TASK PROMPT. Copy the rows below word for word, from the one containing "label-line: をお持ちの bbox=[30, 423, 160, 453]" to the one containing "card-text: 1234 5678 9012 bbox=[718, 409, 854, 427]", including both.

Layout records.

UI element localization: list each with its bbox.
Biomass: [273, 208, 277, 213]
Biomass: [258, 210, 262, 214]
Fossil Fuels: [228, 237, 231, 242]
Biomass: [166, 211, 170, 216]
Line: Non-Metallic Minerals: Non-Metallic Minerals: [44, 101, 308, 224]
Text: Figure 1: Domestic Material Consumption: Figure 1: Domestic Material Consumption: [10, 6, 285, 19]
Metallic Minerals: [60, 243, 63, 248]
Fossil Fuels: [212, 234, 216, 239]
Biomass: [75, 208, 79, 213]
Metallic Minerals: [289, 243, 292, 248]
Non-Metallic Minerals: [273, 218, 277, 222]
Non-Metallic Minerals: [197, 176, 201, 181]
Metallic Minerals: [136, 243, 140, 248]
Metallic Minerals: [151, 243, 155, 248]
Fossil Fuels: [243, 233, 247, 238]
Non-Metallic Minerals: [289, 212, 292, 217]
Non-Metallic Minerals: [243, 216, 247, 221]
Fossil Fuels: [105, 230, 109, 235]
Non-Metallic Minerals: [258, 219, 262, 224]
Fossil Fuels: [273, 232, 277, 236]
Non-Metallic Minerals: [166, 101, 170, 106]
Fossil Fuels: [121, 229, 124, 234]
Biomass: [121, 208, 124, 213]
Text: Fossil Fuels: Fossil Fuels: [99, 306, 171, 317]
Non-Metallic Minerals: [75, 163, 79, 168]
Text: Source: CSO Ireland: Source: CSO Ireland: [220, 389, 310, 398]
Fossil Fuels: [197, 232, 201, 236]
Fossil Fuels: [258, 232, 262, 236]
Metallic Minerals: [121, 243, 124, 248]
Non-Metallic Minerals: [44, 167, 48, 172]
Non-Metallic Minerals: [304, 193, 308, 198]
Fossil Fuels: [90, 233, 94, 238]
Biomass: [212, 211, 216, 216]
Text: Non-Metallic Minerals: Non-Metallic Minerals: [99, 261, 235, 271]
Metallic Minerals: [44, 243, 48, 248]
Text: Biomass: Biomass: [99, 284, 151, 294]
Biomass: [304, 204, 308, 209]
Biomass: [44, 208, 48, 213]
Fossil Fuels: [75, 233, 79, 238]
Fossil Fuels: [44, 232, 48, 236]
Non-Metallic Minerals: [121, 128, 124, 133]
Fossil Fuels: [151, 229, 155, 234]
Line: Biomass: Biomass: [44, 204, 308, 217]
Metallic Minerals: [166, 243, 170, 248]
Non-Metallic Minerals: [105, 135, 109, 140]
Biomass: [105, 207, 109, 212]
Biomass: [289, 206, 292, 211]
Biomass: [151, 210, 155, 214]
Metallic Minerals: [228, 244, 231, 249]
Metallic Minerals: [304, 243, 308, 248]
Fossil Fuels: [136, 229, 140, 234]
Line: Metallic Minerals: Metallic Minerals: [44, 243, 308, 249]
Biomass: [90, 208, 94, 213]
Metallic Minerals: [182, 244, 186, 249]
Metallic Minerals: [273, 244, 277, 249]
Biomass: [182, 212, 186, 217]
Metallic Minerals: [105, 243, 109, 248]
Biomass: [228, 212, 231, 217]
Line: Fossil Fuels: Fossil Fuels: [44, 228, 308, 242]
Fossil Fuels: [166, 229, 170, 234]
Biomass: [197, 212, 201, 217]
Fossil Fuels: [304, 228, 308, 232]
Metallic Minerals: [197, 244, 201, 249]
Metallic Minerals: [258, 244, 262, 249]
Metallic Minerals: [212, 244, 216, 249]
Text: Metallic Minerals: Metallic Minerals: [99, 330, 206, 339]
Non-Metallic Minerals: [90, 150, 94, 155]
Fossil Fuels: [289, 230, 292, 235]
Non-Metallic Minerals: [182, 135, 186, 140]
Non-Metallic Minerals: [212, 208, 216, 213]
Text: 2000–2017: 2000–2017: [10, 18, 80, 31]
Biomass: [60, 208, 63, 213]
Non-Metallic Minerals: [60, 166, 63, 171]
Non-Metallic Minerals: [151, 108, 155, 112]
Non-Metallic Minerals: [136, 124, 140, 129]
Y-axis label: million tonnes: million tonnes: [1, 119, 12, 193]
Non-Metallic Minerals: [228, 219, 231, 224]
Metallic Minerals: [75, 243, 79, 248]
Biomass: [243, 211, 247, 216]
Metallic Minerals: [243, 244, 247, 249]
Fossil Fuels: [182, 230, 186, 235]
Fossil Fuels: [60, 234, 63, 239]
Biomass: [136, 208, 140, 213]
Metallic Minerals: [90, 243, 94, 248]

--

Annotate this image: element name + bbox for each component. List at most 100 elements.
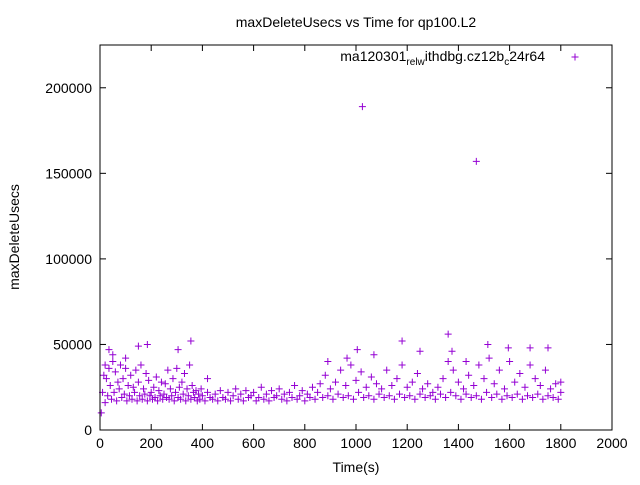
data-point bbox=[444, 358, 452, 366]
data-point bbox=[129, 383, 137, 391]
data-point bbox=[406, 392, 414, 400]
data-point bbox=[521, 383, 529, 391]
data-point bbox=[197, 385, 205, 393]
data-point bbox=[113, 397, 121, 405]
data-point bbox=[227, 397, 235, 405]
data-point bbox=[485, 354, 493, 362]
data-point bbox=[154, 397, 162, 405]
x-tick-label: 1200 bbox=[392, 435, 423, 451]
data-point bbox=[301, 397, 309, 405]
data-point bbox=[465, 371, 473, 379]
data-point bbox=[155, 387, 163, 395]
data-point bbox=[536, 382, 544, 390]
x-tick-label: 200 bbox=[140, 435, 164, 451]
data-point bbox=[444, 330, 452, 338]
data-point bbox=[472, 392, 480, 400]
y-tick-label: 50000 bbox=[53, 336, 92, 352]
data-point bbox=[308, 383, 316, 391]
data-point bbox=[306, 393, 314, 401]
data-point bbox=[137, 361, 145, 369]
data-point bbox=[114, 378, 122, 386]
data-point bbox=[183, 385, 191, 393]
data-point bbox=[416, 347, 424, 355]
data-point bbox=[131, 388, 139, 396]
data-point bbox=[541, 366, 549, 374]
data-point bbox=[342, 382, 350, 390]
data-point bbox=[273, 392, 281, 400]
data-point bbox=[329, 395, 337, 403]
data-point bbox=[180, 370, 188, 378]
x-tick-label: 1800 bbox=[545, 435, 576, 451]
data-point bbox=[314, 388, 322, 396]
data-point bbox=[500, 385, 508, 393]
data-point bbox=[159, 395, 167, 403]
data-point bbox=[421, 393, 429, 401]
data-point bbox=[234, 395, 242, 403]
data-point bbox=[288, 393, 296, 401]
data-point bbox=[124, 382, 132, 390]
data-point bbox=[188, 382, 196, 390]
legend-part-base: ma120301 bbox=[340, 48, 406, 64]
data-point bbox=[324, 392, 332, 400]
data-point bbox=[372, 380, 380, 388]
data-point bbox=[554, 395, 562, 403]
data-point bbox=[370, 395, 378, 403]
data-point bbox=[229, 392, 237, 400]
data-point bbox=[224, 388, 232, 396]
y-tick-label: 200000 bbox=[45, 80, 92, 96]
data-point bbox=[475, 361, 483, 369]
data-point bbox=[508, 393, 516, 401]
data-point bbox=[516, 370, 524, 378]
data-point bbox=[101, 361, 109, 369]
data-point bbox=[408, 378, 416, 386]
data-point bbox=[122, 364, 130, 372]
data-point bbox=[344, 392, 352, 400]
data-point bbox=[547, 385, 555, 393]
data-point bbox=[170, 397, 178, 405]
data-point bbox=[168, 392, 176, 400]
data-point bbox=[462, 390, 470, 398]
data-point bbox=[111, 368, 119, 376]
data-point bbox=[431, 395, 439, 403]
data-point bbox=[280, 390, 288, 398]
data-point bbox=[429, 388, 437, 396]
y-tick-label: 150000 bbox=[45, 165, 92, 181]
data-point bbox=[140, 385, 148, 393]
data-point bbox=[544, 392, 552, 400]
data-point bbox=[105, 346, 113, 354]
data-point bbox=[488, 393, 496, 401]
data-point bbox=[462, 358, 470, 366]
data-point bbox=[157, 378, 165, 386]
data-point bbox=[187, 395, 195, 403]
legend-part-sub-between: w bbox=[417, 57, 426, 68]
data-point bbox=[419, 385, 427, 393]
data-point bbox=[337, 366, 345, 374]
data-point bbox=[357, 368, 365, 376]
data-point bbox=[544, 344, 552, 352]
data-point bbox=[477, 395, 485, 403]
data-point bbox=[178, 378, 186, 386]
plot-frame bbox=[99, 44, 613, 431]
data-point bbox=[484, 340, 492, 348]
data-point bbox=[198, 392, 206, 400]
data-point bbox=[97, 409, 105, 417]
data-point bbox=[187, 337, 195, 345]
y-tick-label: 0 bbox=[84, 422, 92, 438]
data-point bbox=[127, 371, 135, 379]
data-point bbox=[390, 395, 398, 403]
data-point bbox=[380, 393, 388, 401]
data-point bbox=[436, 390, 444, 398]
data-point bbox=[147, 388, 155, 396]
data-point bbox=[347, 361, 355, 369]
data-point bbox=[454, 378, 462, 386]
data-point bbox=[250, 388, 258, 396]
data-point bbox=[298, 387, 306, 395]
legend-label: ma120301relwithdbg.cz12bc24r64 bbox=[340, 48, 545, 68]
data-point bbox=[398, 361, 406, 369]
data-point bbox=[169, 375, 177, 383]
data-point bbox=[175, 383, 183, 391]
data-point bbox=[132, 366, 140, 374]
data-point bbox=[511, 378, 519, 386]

* * *

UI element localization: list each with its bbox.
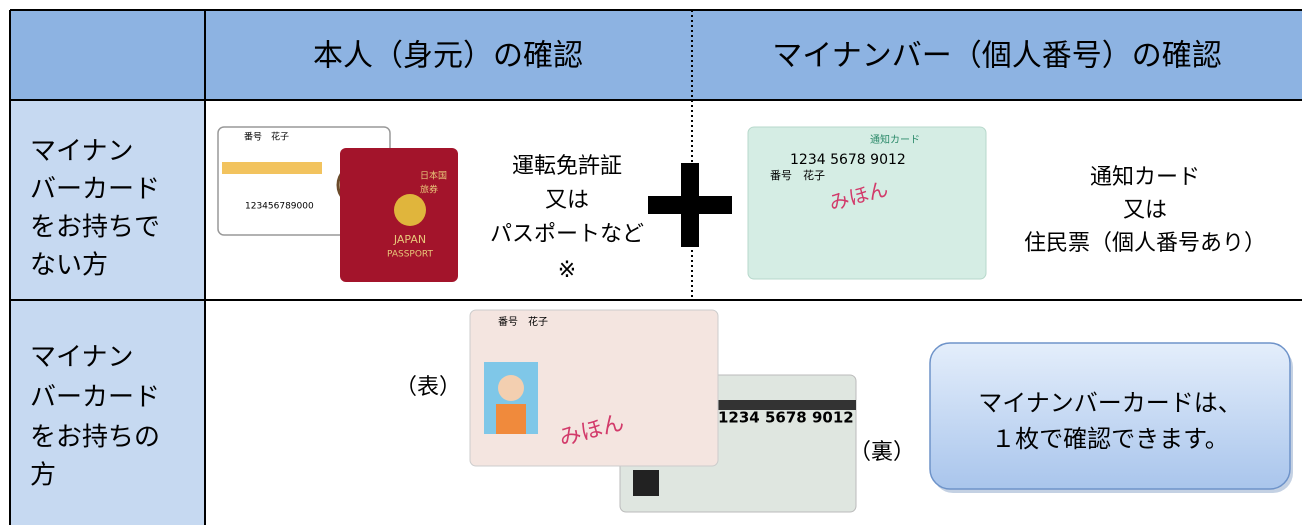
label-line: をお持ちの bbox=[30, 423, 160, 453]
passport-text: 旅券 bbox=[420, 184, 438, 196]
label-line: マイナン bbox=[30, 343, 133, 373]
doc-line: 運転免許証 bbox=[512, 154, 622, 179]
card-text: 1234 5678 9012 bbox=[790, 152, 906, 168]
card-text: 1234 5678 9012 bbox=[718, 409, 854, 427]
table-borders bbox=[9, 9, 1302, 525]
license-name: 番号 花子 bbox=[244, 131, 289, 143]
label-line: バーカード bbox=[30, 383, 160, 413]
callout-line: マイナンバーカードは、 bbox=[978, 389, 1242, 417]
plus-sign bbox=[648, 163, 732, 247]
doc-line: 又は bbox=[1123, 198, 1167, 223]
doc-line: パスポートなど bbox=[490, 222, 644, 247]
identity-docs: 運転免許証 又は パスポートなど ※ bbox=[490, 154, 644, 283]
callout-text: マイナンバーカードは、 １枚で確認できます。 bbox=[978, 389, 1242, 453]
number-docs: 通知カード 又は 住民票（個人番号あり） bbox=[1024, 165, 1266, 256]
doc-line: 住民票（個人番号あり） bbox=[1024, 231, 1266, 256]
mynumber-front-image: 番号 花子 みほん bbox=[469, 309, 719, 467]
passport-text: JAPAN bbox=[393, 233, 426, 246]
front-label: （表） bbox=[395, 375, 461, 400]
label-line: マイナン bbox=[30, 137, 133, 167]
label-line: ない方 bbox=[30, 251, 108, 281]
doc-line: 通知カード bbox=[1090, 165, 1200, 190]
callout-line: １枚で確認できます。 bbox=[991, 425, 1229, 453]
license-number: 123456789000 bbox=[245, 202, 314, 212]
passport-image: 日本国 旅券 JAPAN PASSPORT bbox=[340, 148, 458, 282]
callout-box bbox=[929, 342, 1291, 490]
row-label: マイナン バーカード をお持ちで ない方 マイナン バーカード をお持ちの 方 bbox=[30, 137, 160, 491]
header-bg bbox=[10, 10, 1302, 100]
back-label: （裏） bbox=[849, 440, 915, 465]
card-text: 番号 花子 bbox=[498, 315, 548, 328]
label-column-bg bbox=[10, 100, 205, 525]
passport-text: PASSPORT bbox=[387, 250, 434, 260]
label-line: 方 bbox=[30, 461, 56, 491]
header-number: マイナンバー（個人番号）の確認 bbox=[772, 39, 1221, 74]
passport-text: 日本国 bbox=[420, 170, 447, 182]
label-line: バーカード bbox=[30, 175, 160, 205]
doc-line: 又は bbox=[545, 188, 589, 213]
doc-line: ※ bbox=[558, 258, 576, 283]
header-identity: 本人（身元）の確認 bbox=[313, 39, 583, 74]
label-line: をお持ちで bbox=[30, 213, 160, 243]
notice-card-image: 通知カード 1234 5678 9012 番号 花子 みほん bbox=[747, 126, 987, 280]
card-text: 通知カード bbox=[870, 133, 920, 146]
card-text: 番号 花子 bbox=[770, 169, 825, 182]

EXERCISE RESULT.
label-line: をお持ちの bbox=[30, 423, 160, 453]
passport-text: 旅券 bbox=[420, 184, 438, 196]
label-line: マイナン bbox=[30, 343, 133, 373]
doc-line: 運転免許証 bbox=[512, 154, 622, 179]
card-text: 1234 5678 9012 bbox=[790, 152, 906, 168]
card-text: 1234 5678 9012 bbox=[718, 409, 854, 427]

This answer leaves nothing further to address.